● **Task brief**
Find the lines below that contain the word "Strände" and count them. Only the number should be given.

● **Supplied entries**

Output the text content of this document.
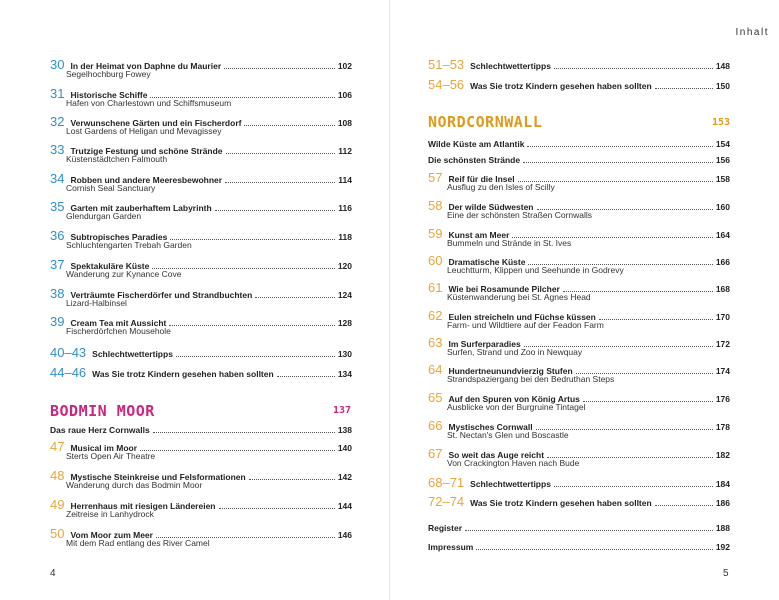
BODMIN MOOR	137
Das raue Herz Cornwalls	138
4
30 In der Heimat von Daphne du Maurier	102
Segelhochburg Fowey
31 Historische Schiffe	106
Hafen von Charlestown und Schiffsmuseum
32 Verwunschene Gärten und ein Fischerdorf	108
Lost Gardens of Heligan und Mevagissey
33 Trutzige Festung und schöne Strände	112
Küstenstädtchen Falmouth
34 Robben und andere Meeresbewohner	114
Cornish Seal Sanctuary
35 Garten mit zauberhaftem Labyrinth	116
Glendurgan Garden
36 Subtropisches Paradies	118
Schluchtengarten Trebah Garden
37 Spektakuläre Küste	120
Wanderung zur Kynance Cove
38 Verträumte Fischerdörfer und Strandbuchten	124
Lizard-Halbinsel
39 Cream Tea mit Aussicht	128
Fischerdörfchen Mousehole
40–43 Schlechtwettertipps	130
44–46 Was Sie trotz Kindern gesehen haben sollten	134
47 Musical im Moor	140
Sterts Open Air Theatre
48 Mystische Steinkreise und Felsformationen	142
Wanderung durch das Bodmin Moor
49 Herrenhaus mit riesigen Ländereien	144
Zeitreise in Lanhydrock
50 Vom Moor zum Meer	146
Mit dem Rad entlang des River Camel
Inhalt
NORDCORNWALL	153
5
51–53 Schlechtwettertipps	148
54–56 Was Sie trotz Kindern gesehen haben sollten	150
Wilde Küste am Atlantik	154
Die schönsten Strände	156
57 Reif für die Insel	158
Ausflug zu den Isles of Scilly
58 Der wilde Südwesten	160
Eine der schönsten Straßen Cornwalls
59 Kunst am Meer	164
Bummeln und Strände in St. Ives
60 Dramatische Küste	166
Leuchtturm, Klippen und Seehunde in Godrevy
61 Wie bei Rosamunde Pilcher	168
Küstenwanderung bei St. Agnes Head
62 Eulen streicheln und Füchse küssen	170
Farm- und Wildtiere auf der Feadon Farm
63 Im Surferparadies	172
Surfen, Strand und Zoo in Newquay
64 Hundertneunundvierzig Stufen	174
Strandspaziergang bei den Bedruthan Steps
65 Auf den Spuren von König Artus	176
Ausblicke von der Burgruine Tintagel
66 Mystisches Cornwall	178
St. Nectan's Glen und Boscastle
67 So weit das Auge reicht	182
Von Crackington Haven nach Bude
68–71 Schlechtwettertipps	184
72–74 Was Sie trotz Kindern gesehen haben sollten	186
Register	188
Impressum	192
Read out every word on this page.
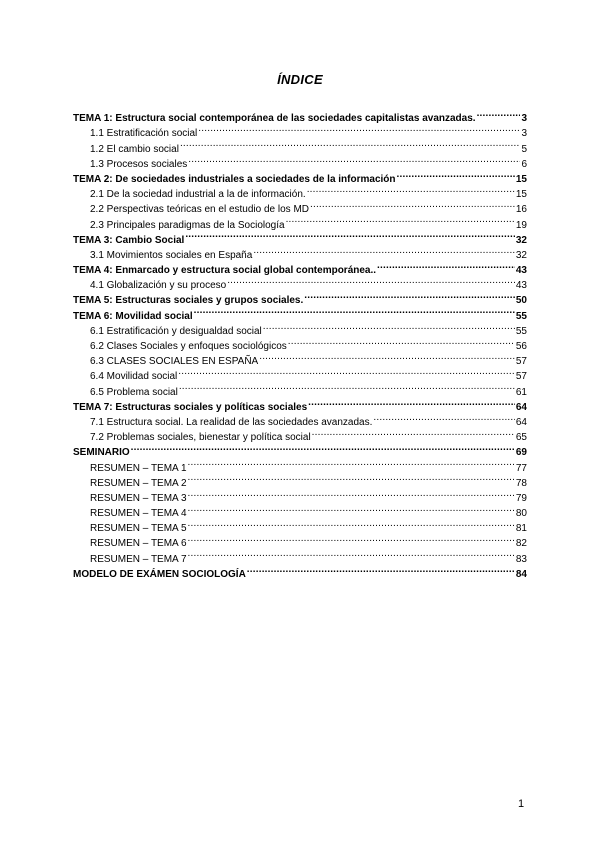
ÍNDICE
TEMA 1: Estructura social contemporánea de las sociedades capitalistas avanzadas. .....	3
1.1 Estratificación social .....	3
1.2 El cambio social .....	5
1.3 Procesos sociales .....	6
TEMA 2: De sociedades industriales a sociedades de la información .....	15
2.1 De la sociedad industrial a la de información. .....	15
2.2 Perspectivas teóricas en el estudio de los MD .....	16
2.3 Principales paradigmas de la Sociología .....	19
TEMA 3: Cambio Social .....	32
3.1 Movimientos sociales en España .....	32
TEMA 4: Enmarcado y estructura social global contemporánea.. .....	43
4.1 Globalización y su proceso .....	43
TEMA 5: Estructuras sociales y grupos sociales. .....	50
TEMA 6: Movilidad social .....	55
6.1 Estratificación y desigualdad social .....	55
6.2 Clases Sociales y enfoques sociológicos .....	56
6.3 CLASES SOCIALES EN ESPAÑA .....	57
6.4 Movilidad social .....	57
6.5 Problema social .....	61
TEMA 7: Estructuras sociales y políticas sociales .....	64
7.1 Estructura social. La realidad de las sociedades avanzadas. .....	64
7.2 Problemas sociales, bienestar y política social .....	65
SEMINARIO .....	69
RESUMEN – TEMA 1 .....	77
RESUMEN – TEMA 2 .....	78
RESUMEN – TEMA 3 .....	79
RESUMEN – TEMA 4 .....	80
RESUMEN – TEMA 5 .....	81
RESUMEN – TEMA 6 .....	82
RESUMEN – TEMA 7 .....	83
MODELO DE EXÁMEN SOCIOLOGÍA .....	84
1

● **Full output**
3